## What is required
Gather up every line from the entries below that uses the word "phát".

## Given records
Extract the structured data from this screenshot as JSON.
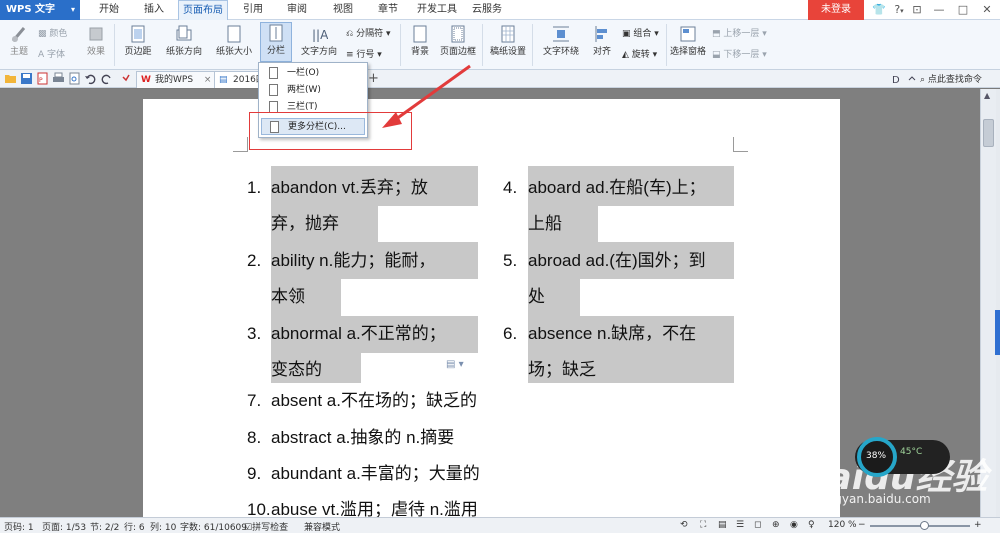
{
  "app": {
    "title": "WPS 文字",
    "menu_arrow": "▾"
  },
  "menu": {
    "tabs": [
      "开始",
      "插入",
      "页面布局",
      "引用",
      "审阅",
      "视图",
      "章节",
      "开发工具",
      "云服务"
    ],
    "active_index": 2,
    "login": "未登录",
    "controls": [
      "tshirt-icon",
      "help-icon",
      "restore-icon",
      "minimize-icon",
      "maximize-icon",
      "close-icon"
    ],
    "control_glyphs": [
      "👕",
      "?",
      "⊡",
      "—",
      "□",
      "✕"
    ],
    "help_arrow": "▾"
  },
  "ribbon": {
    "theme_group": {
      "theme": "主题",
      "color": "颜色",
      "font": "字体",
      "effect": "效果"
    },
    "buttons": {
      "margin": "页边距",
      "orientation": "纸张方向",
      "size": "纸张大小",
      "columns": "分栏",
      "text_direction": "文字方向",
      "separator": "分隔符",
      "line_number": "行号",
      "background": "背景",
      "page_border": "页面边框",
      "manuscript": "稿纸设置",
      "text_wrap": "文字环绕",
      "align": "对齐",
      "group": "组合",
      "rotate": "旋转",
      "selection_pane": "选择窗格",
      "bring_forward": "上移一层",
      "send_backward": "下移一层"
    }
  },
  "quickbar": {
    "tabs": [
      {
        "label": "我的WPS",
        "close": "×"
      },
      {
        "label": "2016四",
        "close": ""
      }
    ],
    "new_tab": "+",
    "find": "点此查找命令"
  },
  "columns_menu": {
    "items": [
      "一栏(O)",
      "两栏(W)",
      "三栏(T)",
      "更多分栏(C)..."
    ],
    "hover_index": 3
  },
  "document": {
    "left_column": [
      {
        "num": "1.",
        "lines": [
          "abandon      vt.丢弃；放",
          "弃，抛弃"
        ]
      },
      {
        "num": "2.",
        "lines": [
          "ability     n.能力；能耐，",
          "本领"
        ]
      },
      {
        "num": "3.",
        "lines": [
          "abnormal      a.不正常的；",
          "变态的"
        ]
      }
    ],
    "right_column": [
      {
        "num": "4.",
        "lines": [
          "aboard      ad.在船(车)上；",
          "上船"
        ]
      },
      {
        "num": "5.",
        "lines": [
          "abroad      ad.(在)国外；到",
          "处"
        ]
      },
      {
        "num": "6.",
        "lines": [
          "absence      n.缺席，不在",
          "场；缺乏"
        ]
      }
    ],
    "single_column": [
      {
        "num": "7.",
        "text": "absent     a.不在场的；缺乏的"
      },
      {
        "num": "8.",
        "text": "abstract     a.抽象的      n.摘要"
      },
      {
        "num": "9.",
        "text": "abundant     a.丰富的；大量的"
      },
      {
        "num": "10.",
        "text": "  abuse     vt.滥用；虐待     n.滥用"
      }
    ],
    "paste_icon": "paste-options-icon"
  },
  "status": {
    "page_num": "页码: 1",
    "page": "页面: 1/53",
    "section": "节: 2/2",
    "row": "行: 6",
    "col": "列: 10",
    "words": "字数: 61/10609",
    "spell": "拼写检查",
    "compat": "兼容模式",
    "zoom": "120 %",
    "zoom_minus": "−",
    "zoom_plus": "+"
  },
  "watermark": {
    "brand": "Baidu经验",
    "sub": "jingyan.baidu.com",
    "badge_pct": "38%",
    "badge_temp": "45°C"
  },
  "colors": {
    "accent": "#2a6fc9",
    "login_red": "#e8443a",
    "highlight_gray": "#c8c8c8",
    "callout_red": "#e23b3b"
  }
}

...

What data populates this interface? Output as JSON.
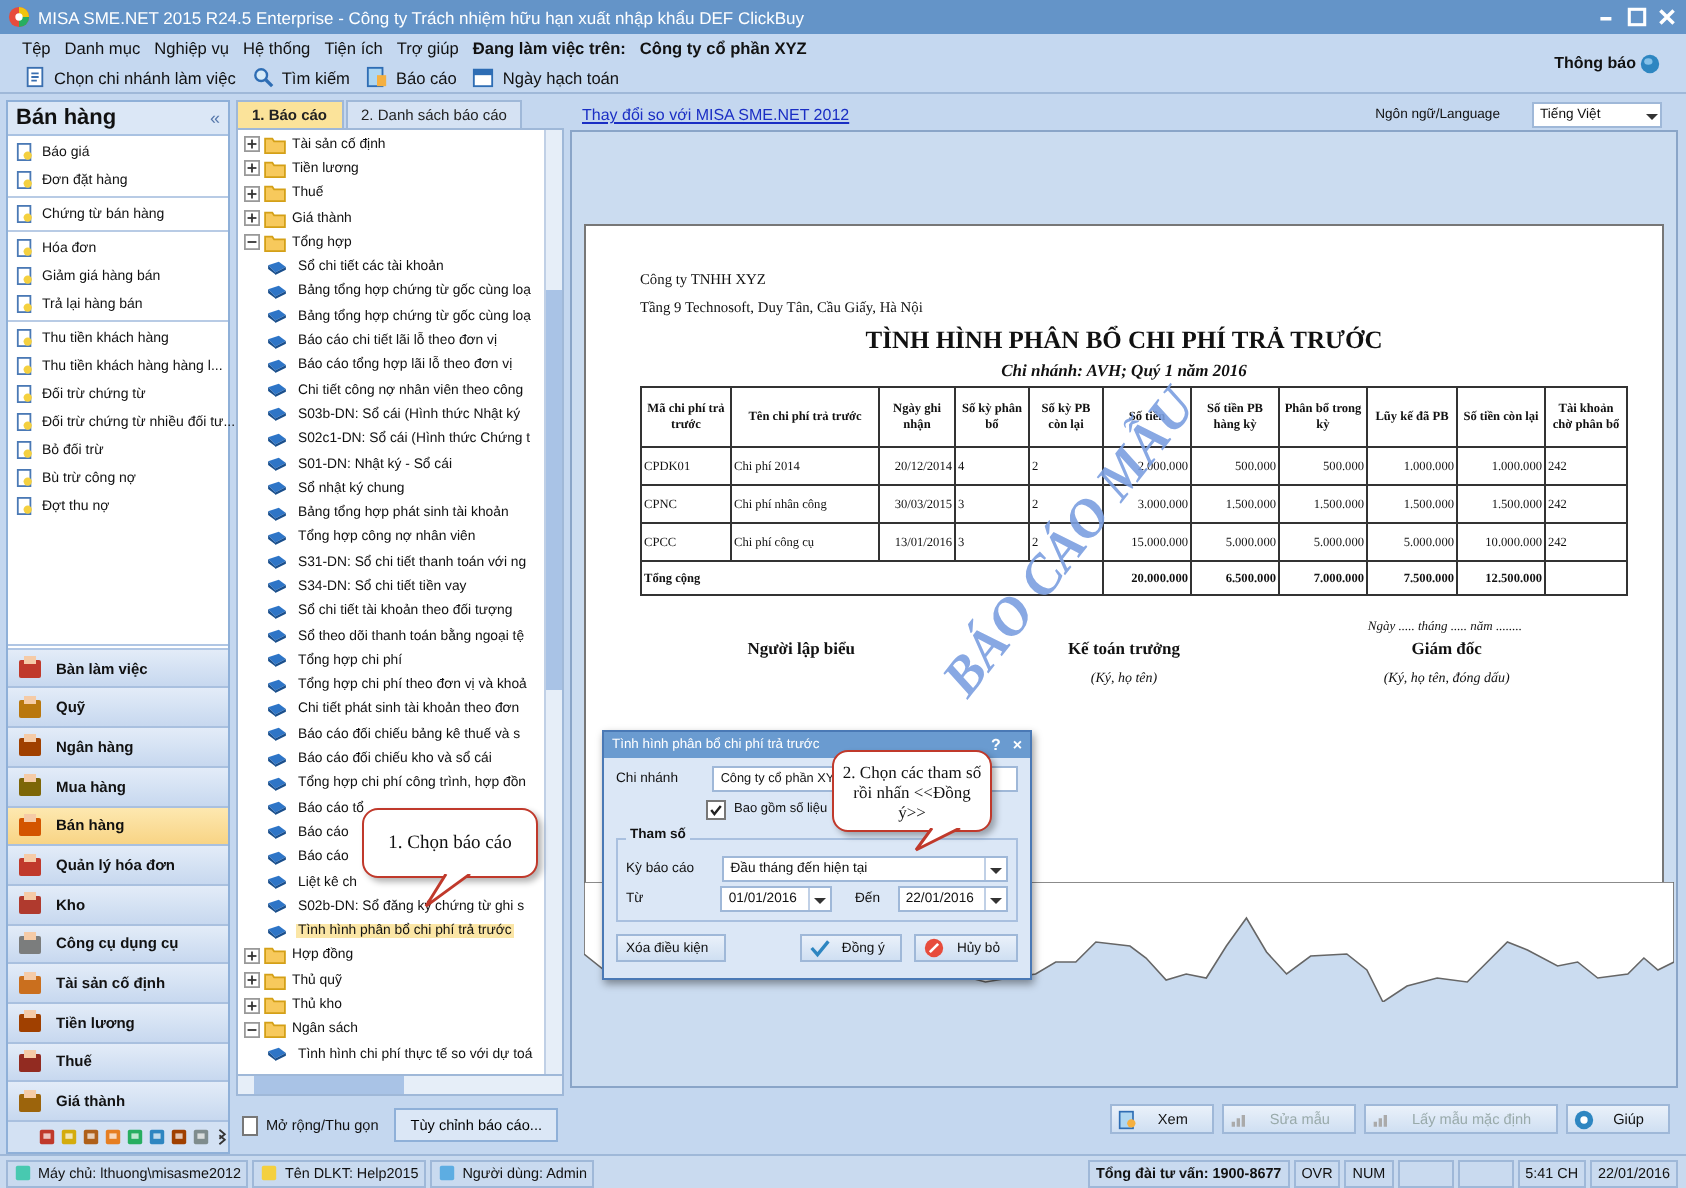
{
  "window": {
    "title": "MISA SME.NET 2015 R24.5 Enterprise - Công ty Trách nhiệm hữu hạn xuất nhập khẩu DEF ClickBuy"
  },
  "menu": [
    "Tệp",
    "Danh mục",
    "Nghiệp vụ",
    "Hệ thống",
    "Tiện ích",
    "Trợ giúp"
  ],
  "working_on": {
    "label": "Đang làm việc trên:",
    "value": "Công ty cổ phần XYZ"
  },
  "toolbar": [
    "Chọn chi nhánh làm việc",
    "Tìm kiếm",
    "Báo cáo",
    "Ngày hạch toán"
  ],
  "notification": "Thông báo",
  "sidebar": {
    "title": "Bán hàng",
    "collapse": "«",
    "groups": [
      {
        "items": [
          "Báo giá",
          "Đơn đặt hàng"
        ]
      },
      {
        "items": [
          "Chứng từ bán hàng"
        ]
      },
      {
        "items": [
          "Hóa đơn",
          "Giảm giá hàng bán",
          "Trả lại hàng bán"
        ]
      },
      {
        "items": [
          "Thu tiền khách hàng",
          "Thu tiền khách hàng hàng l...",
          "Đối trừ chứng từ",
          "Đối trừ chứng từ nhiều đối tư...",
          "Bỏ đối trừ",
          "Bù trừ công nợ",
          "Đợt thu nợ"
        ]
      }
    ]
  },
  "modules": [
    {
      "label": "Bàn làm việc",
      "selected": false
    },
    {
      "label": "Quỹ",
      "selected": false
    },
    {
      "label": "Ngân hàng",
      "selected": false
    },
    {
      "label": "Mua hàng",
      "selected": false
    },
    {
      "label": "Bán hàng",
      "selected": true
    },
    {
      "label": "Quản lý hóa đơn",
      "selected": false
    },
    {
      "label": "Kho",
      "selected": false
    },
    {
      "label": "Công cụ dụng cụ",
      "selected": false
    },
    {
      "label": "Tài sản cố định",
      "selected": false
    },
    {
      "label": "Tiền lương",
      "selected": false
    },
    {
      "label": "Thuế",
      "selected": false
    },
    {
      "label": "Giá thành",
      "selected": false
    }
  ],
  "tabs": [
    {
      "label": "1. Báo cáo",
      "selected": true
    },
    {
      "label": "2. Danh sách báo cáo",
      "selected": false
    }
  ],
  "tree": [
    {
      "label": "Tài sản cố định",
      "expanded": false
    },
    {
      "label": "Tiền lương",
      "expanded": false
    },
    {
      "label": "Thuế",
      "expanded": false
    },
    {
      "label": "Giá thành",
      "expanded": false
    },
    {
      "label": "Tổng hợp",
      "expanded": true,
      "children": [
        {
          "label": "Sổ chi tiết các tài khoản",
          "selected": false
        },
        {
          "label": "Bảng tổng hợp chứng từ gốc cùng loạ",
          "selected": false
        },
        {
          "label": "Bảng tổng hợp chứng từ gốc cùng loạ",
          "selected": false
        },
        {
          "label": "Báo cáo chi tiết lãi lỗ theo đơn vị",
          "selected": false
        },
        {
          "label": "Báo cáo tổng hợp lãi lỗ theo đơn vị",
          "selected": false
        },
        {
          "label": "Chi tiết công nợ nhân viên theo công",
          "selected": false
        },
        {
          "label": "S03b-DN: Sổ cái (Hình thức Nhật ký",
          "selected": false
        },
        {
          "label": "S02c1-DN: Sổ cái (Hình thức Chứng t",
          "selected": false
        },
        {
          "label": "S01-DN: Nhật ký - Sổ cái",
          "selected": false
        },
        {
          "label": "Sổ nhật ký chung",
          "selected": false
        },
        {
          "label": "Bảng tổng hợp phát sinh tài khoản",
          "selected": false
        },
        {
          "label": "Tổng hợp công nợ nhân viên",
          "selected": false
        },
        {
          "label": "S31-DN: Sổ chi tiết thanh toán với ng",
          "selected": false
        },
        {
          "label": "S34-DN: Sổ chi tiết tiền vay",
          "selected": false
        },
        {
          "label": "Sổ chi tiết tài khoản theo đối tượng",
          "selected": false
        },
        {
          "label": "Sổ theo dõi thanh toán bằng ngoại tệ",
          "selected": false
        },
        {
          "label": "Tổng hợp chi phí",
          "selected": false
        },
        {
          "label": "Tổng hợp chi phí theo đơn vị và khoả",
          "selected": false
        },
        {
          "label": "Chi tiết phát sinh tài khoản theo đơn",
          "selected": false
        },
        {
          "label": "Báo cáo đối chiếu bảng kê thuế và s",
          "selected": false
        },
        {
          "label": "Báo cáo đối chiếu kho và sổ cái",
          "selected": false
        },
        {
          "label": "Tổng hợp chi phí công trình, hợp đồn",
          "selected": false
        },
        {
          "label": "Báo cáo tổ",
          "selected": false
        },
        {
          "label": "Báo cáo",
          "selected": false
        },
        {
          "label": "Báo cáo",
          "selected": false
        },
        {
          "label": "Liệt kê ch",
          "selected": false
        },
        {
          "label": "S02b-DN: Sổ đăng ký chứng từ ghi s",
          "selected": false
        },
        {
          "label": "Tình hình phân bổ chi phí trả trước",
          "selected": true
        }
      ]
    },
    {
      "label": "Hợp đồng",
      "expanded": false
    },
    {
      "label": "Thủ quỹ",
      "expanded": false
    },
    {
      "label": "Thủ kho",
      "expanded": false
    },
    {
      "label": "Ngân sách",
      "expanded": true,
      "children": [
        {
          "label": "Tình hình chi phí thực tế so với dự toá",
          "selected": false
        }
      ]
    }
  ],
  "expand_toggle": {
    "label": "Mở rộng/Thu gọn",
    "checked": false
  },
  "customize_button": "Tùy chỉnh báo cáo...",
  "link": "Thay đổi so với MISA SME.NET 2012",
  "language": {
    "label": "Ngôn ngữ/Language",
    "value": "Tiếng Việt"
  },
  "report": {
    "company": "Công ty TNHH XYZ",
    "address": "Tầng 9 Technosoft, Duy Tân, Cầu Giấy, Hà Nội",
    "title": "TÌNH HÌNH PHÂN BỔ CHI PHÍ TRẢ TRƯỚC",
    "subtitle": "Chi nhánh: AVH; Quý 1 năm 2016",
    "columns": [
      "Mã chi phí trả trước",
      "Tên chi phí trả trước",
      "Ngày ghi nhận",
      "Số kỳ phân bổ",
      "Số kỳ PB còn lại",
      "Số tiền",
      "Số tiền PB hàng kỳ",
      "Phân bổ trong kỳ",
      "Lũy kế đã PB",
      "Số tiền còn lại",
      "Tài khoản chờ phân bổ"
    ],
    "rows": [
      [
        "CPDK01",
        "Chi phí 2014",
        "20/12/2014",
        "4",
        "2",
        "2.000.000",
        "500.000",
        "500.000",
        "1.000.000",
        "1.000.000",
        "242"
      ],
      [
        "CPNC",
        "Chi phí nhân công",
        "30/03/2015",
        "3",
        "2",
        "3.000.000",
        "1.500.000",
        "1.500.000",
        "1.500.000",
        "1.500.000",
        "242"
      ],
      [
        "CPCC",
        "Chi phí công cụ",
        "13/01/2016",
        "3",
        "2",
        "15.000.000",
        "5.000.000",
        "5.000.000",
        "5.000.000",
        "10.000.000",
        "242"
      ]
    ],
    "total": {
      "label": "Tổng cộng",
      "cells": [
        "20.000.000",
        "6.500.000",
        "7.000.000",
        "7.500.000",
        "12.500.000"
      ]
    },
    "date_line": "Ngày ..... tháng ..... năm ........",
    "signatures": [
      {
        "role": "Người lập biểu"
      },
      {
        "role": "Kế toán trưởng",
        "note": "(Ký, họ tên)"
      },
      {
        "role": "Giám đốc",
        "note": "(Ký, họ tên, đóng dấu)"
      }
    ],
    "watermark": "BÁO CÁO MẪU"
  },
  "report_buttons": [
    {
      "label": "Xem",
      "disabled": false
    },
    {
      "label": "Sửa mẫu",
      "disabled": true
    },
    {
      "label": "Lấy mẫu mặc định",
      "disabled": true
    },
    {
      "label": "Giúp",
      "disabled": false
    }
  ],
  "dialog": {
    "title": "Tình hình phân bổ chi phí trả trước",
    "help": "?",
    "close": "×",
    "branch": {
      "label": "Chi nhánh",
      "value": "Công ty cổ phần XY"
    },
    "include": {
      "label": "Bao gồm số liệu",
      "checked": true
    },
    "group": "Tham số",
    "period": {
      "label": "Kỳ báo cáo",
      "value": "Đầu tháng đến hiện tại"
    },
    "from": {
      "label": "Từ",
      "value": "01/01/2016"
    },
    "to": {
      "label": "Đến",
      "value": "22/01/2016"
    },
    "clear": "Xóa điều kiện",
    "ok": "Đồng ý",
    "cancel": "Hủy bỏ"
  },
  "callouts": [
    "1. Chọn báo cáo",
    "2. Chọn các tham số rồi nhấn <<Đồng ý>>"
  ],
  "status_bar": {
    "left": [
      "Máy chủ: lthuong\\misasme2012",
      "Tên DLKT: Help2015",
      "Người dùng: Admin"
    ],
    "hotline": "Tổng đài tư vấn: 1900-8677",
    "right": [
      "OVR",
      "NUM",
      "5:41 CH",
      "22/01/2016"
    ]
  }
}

## Exercise result
          "label": "Bảng tổng hợp phát sinh tài khoản",
          "label": "Chi tiết phát sinh tài khoản theo đơn",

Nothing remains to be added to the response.